# Objective:
Only a number is wanted: how many lines of the entries include the string "NYARI"?

# Dataset records:
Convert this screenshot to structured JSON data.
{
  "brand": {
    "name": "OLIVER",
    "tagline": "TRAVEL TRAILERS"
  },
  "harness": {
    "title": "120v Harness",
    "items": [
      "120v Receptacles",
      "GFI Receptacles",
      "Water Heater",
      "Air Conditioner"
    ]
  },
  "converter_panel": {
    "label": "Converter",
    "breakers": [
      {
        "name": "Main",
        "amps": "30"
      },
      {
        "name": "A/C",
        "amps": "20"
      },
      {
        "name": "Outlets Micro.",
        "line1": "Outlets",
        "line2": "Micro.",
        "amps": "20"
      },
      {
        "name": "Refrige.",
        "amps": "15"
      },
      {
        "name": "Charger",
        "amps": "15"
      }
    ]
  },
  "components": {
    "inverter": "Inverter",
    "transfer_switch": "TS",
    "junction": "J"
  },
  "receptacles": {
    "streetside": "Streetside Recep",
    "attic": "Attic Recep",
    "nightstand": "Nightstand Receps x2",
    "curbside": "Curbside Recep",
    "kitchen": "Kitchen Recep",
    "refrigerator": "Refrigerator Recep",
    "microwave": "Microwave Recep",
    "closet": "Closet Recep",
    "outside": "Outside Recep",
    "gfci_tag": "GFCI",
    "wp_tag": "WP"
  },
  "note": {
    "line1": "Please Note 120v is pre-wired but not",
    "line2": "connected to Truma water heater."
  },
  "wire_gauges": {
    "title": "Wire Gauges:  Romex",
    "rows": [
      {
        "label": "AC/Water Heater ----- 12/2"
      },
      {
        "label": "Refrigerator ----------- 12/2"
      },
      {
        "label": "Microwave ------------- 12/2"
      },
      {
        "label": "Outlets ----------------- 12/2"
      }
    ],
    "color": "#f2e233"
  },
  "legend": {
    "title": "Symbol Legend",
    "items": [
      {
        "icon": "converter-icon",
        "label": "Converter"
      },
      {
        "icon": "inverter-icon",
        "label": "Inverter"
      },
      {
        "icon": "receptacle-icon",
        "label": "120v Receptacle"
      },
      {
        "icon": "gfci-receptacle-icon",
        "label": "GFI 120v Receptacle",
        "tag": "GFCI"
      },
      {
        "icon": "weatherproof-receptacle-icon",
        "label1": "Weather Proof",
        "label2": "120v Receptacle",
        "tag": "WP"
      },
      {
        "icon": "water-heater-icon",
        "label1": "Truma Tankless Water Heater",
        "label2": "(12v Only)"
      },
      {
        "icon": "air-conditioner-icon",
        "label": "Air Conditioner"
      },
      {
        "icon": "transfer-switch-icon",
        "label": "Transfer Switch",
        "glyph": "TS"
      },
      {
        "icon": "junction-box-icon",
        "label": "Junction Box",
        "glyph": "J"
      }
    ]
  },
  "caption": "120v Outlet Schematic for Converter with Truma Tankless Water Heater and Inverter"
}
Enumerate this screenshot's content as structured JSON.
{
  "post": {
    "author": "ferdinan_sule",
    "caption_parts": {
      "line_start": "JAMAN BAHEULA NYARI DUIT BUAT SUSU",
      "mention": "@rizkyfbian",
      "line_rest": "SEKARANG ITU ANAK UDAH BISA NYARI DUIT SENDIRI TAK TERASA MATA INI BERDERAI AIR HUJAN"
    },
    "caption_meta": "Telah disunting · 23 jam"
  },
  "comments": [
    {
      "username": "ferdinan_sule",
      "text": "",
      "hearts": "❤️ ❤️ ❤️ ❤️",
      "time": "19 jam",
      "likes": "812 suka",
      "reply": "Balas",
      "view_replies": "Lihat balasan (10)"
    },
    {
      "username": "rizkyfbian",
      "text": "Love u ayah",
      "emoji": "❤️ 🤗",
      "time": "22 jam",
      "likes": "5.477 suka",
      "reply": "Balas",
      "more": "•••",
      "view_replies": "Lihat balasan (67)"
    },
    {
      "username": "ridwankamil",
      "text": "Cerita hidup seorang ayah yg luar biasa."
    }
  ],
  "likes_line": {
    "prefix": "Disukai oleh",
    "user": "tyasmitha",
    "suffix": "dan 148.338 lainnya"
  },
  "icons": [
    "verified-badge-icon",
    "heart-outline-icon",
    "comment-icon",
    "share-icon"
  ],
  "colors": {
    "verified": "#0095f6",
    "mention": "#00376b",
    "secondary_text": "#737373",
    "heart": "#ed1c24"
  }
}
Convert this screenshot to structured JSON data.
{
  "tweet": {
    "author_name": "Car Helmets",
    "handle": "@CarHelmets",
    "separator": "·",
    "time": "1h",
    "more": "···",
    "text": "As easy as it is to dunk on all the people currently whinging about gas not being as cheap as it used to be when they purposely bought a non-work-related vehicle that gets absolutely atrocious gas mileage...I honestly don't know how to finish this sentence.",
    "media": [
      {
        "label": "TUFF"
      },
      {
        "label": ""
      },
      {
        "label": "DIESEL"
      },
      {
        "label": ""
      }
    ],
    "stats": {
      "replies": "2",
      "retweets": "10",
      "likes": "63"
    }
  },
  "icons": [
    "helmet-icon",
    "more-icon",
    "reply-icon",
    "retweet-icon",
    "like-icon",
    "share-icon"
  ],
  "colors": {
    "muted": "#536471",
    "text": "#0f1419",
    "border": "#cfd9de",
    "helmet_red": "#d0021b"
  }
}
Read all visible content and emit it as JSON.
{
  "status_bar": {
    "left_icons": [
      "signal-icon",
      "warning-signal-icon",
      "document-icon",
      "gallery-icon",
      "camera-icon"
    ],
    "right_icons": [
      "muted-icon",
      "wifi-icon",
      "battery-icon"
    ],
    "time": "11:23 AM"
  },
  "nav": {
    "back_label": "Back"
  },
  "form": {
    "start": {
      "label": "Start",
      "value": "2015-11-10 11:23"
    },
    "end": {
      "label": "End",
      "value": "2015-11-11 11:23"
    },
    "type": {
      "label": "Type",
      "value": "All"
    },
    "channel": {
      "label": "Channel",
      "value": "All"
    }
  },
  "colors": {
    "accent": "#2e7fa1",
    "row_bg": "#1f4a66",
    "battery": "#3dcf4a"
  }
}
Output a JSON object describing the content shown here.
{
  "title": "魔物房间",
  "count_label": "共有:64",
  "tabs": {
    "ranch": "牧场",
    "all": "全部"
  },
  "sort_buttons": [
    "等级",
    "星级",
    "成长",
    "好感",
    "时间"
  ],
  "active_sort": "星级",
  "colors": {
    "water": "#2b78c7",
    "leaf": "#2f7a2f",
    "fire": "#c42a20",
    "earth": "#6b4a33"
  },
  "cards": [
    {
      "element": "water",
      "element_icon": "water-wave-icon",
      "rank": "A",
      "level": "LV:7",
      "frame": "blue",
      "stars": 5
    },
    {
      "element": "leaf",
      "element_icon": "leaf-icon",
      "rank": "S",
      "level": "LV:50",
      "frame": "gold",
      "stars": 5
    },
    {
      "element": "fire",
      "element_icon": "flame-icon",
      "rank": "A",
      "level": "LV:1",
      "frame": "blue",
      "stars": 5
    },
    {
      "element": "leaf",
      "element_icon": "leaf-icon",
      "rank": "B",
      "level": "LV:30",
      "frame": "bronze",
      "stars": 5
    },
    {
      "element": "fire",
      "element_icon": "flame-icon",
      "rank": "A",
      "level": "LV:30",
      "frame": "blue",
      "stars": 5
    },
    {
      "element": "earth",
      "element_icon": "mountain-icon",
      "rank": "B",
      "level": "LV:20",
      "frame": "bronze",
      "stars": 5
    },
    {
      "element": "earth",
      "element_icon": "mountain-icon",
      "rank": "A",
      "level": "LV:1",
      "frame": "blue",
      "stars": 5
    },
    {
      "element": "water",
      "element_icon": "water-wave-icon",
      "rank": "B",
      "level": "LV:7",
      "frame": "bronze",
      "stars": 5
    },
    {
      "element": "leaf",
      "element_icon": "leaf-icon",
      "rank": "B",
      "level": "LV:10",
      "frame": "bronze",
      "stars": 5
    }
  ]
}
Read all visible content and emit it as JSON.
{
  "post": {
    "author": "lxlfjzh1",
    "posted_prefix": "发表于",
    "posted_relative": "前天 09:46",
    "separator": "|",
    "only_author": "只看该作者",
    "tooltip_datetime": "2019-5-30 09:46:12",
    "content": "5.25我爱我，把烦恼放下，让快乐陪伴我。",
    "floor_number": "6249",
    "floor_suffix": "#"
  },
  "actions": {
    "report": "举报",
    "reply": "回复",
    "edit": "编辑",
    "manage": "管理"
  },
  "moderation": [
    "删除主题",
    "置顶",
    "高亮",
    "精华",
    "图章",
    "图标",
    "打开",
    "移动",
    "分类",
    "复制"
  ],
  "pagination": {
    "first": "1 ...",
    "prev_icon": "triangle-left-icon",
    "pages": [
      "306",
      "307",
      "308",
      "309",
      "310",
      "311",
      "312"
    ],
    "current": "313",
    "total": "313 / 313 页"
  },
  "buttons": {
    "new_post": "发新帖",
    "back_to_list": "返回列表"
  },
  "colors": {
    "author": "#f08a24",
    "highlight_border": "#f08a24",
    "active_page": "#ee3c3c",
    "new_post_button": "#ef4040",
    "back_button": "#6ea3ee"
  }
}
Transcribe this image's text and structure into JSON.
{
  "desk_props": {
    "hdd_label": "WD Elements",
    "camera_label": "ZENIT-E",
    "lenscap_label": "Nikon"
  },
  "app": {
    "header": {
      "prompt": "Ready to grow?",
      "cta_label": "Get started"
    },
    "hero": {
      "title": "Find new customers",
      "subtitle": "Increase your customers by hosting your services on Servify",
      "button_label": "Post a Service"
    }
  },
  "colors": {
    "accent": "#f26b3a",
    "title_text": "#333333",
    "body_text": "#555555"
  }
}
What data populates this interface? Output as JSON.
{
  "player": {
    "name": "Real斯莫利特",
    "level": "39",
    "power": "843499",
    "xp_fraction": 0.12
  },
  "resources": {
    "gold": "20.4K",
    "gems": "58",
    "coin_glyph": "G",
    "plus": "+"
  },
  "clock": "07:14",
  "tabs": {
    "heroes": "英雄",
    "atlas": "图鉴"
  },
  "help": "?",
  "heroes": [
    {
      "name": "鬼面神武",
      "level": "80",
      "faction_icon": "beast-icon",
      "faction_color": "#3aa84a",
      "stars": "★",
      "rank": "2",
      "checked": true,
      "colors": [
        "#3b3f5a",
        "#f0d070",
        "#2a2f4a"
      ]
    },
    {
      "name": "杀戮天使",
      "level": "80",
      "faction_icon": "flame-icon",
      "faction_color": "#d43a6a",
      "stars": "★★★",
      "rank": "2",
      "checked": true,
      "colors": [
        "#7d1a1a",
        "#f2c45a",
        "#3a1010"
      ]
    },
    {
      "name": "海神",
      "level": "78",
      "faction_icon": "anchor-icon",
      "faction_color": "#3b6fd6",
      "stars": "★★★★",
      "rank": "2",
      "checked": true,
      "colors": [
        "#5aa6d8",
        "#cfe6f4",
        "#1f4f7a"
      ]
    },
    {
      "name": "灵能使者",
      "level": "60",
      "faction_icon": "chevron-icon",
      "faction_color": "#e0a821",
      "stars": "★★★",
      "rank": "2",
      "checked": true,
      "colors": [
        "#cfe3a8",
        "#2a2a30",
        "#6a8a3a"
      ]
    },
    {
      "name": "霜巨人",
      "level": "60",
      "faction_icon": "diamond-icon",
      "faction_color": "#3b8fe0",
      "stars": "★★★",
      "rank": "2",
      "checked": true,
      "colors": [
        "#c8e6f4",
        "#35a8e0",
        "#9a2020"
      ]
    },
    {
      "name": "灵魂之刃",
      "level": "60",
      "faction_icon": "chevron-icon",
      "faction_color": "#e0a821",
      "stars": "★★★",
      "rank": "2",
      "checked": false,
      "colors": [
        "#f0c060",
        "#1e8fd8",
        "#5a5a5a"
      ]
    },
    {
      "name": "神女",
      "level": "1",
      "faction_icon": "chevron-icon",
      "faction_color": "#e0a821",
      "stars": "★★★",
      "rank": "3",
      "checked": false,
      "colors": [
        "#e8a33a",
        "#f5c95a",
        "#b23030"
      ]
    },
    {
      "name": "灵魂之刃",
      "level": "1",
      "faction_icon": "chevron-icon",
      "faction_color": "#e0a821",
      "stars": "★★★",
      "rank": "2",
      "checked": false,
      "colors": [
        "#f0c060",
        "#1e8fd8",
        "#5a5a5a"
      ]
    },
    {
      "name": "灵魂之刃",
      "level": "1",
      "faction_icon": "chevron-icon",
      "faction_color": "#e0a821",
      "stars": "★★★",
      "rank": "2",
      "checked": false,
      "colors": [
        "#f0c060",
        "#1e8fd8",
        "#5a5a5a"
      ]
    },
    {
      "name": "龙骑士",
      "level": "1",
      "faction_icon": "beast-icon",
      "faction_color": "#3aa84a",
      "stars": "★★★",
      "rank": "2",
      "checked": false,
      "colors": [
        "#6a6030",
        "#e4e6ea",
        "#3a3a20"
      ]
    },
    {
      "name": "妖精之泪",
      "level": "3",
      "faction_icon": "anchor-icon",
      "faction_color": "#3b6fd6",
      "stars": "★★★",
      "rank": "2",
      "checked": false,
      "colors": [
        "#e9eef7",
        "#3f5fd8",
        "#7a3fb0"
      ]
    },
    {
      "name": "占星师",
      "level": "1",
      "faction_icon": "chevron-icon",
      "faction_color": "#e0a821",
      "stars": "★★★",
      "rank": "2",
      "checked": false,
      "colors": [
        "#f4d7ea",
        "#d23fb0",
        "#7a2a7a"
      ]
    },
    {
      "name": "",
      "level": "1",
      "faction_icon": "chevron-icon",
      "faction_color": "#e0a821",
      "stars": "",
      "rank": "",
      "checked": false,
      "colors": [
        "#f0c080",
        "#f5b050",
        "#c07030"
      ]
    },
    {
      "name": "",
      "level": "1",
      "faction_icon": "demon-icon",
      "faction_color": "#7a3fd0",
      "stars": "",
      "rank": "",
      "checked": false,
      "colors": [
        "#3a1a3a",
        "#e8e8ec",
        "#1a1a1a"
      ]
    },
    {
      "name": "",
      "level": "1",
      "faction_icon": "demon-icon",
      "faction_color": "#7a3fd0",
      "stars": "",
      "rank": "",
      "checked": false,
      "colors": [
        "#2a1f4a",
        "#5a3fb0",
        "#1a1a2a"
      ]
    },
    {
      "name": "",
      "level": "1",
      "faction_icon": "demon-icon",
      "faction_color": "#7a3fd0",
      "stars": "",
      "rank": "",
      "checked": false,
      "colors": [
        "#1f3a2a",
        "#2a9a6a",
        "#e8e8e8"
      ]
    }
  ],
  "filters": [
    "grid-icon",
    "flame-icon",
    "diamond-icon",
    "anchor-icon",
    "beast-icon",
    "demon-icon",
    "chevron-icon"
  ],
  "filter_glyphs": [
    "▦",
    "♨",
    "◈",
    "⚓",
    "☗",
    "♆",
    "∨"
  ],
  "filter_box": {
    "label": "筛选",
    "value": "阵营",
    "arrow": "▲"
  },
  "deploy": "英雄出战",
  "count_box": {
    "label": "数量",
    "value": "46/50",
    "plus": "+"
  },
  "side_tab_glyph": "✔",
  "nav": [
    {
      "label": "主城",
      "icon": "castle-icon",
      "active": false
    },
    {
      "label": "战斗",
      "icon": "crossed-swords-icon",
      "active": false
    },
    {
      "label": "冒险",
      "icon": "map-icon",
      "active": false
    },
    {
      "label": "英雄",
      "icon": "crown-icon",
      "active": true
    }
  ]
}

# Task response:
2